## Work required
Reproduce all the material exactly, minus any pictures it holds.

Stored data entries:
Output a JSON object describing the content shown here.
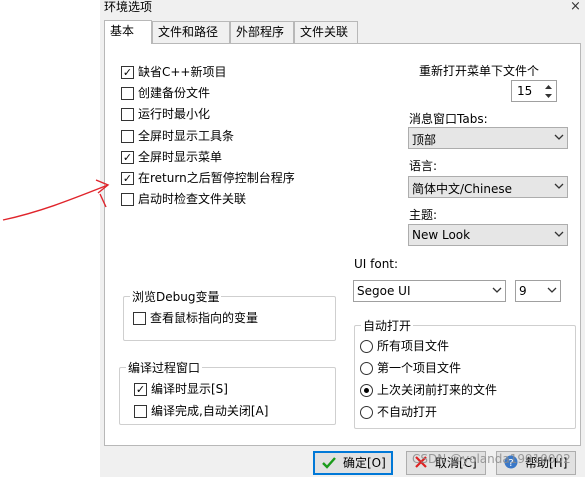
{
  "window": {
    "title": "环境选项",
    "close_glyph": "×"
  },
  "tabs": [
    {
      "label": "基本",
      "active": true
    },
    {
      "label": "文件和路径",
      "active": false
    },
    {
      "label": "外部程序",
      "active": false
    },
    {
      "label": "文件关联",
      "active": false
    }
  ],
  "options": [
    {
      "label": "缺省C++新项目",
      "checked": true
    },
    {
      "label": "创建备份文件",
      "checked": false
    },
    {
      "label": "运行时最小化",
      "checked": false
    },
    {
      "label": "全屏时显示工具条",
      "checked": false
    },
    {
      "label": "全屏时显示菜单",
      "checked": true
    },
    {
      "label": "在return之后暂停控制台程序",
      "checked": true
    },
    {
      "label": "启动时检查文件关联",
      "checked": false
    }
  ],
  "recent_menu": {
    "label": "重新打开菜单下文件个",
    "value": "15"
  },
  "msg_tabs": {
    "label": "消息窗口Tabs:",
    "value": "顶部"
  },
  "language": {
    "label": "语言:",
    "value": "简体中文/Chinese"
  },
  "theme": {
    "label": "主题:",
    "value": "New Look"
  },
  "ui_font": {
    "label": "UI font:",
    "font": "Segoe UI",
    "size": "9"
  },
  "debug_group": {
    "title": "浏览Debug变量",
    "watch_mouse": {
      "label": "查看鼠标指向的变量",
      "checked": false
    }
  },
  "compile_group": {
    "title": "编译过程窗口",
    "show_on_compile": {
      "label": "编译时显示[S]",
      "checked": true
    },
    "auto_close": {
      "label": "编译完成,自动关闭[A]",
      "checked": false
    }
  },
  "auto_open": {
    "title": "自动打开",
    "options": [
      {
        "label": "所有项目文件",
        "selected": false
      },
      {
        "label": "第一个项目文件",
        "selected": false
      },
      {
        "label": "上次关闭前打来的文件",
        "selected": true
      },
      {
        "label": "不自动打开",
        "selected": false
      }
    ]
  },
  "buttons": {
    "ok": "确定[O]",
    "cancel": "取消[C]",
    "help": "帮助[H]"
  },
  "watermark": "CSDN @yolanda19910002",
  "colors": {
    "accent": "#0078d7",
    "annotation": "#e0242b",
    "check_ok": "#1a9b1a",
    "cancel_red": "#d22"
  }
}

## Output of the task
Output a JSON object describing the content shown here.
{
  "window": {
    "title": "环境选项",
    "close_glyph": "×"
  },
  "tabs": [
    {
      "label": "基本",
      "active": true
    },
    {
      "label": "文件和路径",
      "active": false
    },
    {
      "label": "外部程序",
      "active": false
    },
    {
      "label": "文件关联",
      "active": false
    }
  ],
  "options": [
    {
      "label": "缺省C++新项目",
      "checked": true
    },
    {
      "label": "创建备份文件",
      "checked": false
    },
    {
      "label": "运行时最小化",
      "checked": false
    },
    {
      "label": "全屏时显示工具条",
      "checked": false
    },
    {
      "label": "全屏时显示菜单",
      "checked": true
    },
    {
      "label": "在return之后暂停控制台程序",
      "checked": true
    },
    {
      "label": "启动时检查文件关联",
      "checked": false
    }
  ],
  "recent_menu": {
    "label": "重新打开菜单下文件个",
    "value": "15"
  },
  "msg_tabs": {
    "label": "消息窗口Tabs:",
    "value": "顶部"
  },
  "language": {
    "label": "语言:",
    "value": "简体中文/Chinese"
  },
  "theme": {
    "label": "主题:",
    "value": "New Look"
  },
  "ui_font": {
    "label": "UI font:",
    "font": "Segoe UI",
    "size": "9"
  },
  "debug_group": {
    "title": "浏览Debug变量",
    "watch_mouse": {
      "label": "查看鼠标指向的变量",
      "checked": false
    }
  },
  "compile_group": {
    "title": "编译过程窗口",
    "show_on_compile": {
      "label": "编译时显示[S]",
      "checked": true
    },
    "auto_close": {
      "label": "编译完成,自动关闭[A]",
      "checked": false
    }
  },
  "auto_open": {
    "title": "自动打开",
    "options": [
      {
        "label": "所有项目文件",
        "selected": false
      },
      {
        "label": "第一个项目文件",
        "selected": false
      },
      {
        "label": "上次关闭前打来的文件",
        "selected": true
      },
      {
        "label": "不自动打开",
        "selected": false
      }
    ]
  },
  "buttons": {
    "ok": "确定[O]",
    "cancel": "取消[C]",
    "help": "帮助[H]"
  },
  "watermark": "CSDN @yolanda19910002",
  "colors": {
    "accent": "#0078d7",
    "annotation": "#e0242b",
    "check_ok": "#1a9b1a",
    "cancel_red": "#d22"
  }
}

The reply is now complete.